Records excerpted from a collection
++++++++++
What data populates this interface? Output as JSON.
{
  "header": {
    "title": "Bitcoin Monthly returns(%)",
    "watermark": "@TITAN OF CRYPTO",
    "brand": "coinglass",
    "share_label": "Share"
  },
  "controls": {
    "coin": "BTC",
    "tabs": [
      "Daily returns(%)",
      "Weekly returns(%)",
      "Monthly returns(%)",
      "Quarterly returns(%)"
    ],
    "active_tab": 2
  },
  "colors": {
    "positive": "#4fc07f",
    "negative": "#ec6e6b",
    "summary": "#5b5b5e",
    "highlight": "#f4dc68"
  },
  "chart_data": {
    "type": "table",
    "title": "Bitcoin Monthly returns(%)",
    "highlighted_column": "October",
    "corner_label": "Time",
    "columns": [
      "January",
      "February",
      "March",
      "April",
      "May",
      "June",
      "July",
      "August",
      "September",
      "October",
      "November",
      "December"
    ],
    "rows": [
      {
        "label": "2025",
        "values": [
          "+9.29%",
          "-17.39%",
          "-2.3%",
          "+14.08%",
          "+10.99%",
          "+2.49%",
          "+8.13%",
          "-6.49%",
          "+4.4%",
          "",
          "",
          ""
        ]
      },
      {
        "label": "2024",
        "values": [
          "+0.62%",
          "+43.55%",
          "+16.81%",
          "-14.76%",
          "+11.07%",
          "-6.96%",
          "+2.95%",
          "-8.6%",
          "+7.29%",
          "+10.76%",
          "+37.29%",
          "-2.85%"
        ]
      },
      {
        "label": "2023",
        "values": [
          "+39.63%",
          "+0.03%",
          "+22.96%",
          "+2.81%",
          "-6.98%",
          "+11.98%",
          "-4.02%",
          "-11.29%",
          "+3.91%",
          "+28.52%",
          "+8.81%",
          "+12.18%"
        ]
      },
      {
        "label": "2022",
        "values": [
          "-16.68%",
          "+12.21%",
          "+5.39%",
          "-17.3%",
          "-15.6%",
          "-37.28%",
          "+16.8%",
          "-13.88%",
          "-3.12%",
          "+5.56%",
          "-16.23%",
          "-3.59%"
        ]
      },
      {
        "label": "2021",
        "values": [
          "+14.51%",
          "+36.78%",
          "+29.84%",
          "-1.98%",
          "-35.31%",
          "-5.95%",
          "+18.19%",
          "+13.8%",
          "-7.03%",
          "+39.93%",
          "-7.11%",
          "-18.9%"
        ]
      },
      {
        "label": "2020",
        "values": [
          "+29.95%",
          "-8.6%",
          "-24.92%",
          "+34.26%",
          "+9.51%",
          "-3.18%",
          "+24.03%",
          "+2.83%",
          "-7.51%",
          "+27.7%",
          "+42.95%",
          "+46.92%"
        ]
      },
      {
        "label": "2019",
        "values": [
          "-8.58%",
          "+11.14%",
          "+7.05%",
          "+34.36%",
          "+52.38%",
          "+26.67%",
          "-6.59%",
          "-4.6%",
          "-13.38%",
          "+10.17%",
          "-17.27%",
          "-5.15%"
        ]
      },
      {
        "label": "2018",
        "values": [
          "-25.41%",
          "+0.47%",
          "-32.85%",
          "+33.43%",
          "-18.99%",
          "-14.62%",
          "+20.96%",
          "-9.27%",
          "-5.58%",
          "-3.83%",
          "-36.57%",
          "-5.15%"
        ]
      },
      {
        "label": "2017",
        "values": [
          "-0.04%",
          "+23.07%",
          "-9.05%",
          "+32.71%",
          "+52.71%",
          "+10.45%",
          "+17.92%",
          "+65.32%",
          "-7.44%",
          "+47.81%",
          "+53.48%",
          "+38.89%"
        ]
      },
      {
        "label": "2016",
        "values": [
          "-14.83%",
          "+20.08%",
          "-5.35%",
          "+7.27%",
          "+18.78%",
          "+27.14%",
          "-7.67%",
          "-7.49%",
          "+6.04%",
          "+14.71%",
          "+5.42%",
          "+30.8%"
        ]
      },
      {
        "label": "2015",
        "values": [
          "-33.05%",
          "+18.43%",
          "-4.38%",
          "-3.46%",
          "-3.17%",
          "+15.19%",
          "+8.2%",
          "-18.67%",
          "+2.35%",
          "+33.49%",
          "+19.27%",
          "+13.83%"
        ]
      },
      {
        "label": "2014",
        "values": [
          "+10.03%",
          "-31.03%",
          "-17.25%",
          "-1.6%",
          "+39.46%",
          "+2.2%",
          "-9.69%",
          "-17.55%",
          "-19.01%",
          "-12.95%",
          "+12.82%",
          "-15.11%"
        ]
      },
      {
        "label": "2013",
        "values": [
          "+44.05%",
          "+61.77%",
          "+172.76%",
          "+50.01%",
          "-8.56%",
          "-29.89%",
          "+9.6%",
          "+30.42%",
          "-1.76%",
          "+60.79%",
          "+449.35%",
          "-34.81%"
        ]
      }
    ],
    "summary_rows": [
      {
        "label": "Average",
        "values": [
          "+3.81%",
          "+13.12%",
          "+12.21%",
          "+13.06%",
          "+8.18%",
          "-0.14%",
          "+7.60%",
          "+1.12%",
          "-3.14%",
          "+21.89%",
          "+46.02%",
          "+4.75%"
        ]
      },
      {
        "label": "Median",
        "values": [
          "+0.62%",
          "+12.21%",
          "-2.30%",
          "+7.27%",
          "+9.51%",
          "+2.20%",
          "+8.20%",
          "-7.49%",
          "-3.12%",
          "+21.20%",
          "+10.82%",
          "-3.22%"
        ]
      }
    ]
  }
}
++++++++++
- _Given exercise_:
Copy the material above, line for line.

- _Response to the task_:
What data populates this interface? Output as JSON.
{
  "header": {
    "title": "Bitcoin Monthly returns(%)",
    "watermark": "@TITAN OF CRYPTO",
    "brand": "coinglass",
    "share_label": "Share"
  },
  "controls": {
    "coin": "BTC",
    "tabs": [
      "Daily returns(%)",
      "Weekly returns(%)",
      "Monthly returns(%)",
      "Quarterly returns(%)"
    ],
    "active_tab": 2
  },
  "colors": {
    "positive": "#4fc07f",
    "negative": "#ec6e6b",
    "summary": "#5b5b5e",
    "highlight": "#f4dc68"
  },
  "chart_data": {
    "type": "table",
    "title": "Bitcoin Monthly returns(%)",
    "highlighted_column": "October",
    "corner_label": "Time",
    "columns": [
      "January",
      "February",
      "March",
      "April",
      "May",
      "June",
      "July",
      "August",
      "September",
      "October",
      "November",
      "December"
    ],
    "rows": [
      {
        "label": "2025",
        "values": [
          "+9.29%",
          "-17.39%",
          "-2.3%",
          "+14.08%",
          "+10.99%",
          "+2.49%",
          "+8.13%",
          "-6.49%",
          "+4.4%",
          "",
          "",
          ""
        ]
      },
      {
        "label": "2024",
        "values": [
          "+0.62%",
          "+43.55%",
          "+16.81%",
          "-14.76%",
          "+11.07%",
          "-6.96%",
          "+2.95%",
          "-8.6%",
          "+7.29%",
          "+10.76%",
          "+37.29%",
          "-2.85%"
        ]
      },
      {
        "label": "2023",
        "values": [
          "+39.63%",
          "+0.03%",
          "+22.96%",
          "+2.81%",
          "-6.98%",
          "+11.98%",
          "-4.02%",
          "-11.29%",
          "+3.91%",
          "+28.52%",
          "+8.81%",
          "+12.18%"
        ]
      },
      {
        "label": "2022",
        "values": [
          "-16.68%",
          "+12.21%",
          "+5.39%",
          "-17.3%",
          "-15.6%",
          "-37.28%",
          "+16.8%",
          "-13.88%",
          "-3.12%",
          "+5.56%",
          "-16.23%",
          "-3.59%"
        ]
      },
      {
        "label": "2021",
        "values": [
          "+14.51%",
          "+36.78%",
          "+29.84%",
          "-1.98%",
          "-35.31%",
          "-5.95%",
          "+18.19%",
          "+13.8%",
          "-7.03%",
          "+39.93%",
          "-7.11%",
          "-18.9%"
        ]
      },
      {
        "label": "2020",
        "values": [
          "+29.95%",
          "-8.6%",
          "-24.92%",
          "+34.26%",
          "+9.51%",
          "-3.18%",
          "+24.03%",
          "+2.83%",
          "-7.51%",
          "+27.7%",
          "+42.95%",
          "+46.92%"
        ]
      },
      {
        "label": "2019",
        "values": [
          "-8.58%",
          "+11.14%",
          "+7.05%",
          "+34.36%",
          "+52.38%",
          "+26.67%",
          "-6.59%",
          "-4.6%",
          "-13.38%",
          "+10.17%",
          "-17.27%",
          "-5.15%"
        ]
      },
      {
        "label": "2018",
        "values": [
          "-25.41%",
          "+0.47%",
          "-32.85%",
          "+33.43%",
          "-18.99%",
          "-14.62%",
          "+20.96%",
          "-9.27%",
          "-5.58%",
          "-3.83%",
          "-36.57%",
          "-5.15%"
        ]
      },
      {
        "label": "2017",
        "values": [
          "-0.04%",
          "+23.07%",
          "-9.05%",
          "+32.71%",
          "+52.71%",
          "+10.45%",
          "+17.92%",
          "+65.32%",
          "-7.44%",
          "+47.81%",
          "+53.48%",
          "+38.89%"
        ]
      },
      {
        "label": "2016",
        "values": [
          "-14.83%",
          "+20.08%",
          "-5.35%",
          "+7.27%",
          "+18.78%",
          "+27.14%",
          "-7.67%",
          "-7.49%",
          "+6.04%",
          "+14.71%",
          "+5.42%",
          "+30.8%"
        ]
      },
      {
        "label": "2015",
        "values": [
          "-33.05%",
          "+18.43%",
          "-4.38%",
          "-3.46%",
          "-3.17%",
          "+15.19%",
          "+8.2%",
          "-18.67%",
          "+2.35%",
          "+33.49%",
          "+19.27%",
          "+13.83%"
        ]
      },
      {
        "label": "2014",
        "values": [
          "+10.03%",
          "-31.03%",
          "-17.25%",
          "-1.6%",
          "+39.46%",
          "+2.2%",
          "-9.69%",
          "-17.55%",
          "-19.01%",
          "-12.95%",
          "+12.82%",
          "-15.11%"
        ]
      },
      {
        "label": "2013",
        "values": [
          "+44.05%",
          "+61.77%",
          "+172.76%",
          "+50.01%",
          "-8.56%",
          "-29.89%",
          "+9.6%",
          "+30.42%",
          "-1.76%",
          "+60.79%",
          "+449.35%",
          "-34.81%"
        ]
      }
    ],
    "summary_rows": [
      {
        "label": "Average",
        "values": [
          "+3.81%",
          "+13.12%",
          "+12.21%",
          "+13.06%",
          "+8.18%",
          "-0.14%",
          "+7.60%",
          "+1.12%",
          "-3.14%",
          "+21.89%",
          "+46.02%",
          "+4.75%"
        ]
      },
      {
        "label": "Median",
        "values": [
          "+0.62%",
          "+12.21%",
          "-2.30%",
          "+7.27%",
          "+9.51%",
          "+2.20%",
          "+8.20%",
          "-7.49%",
          "-3.12%",
          "+21.20%",
          "+10.82%",
          "-3.22%"
        ]
      }
    ]
  }
}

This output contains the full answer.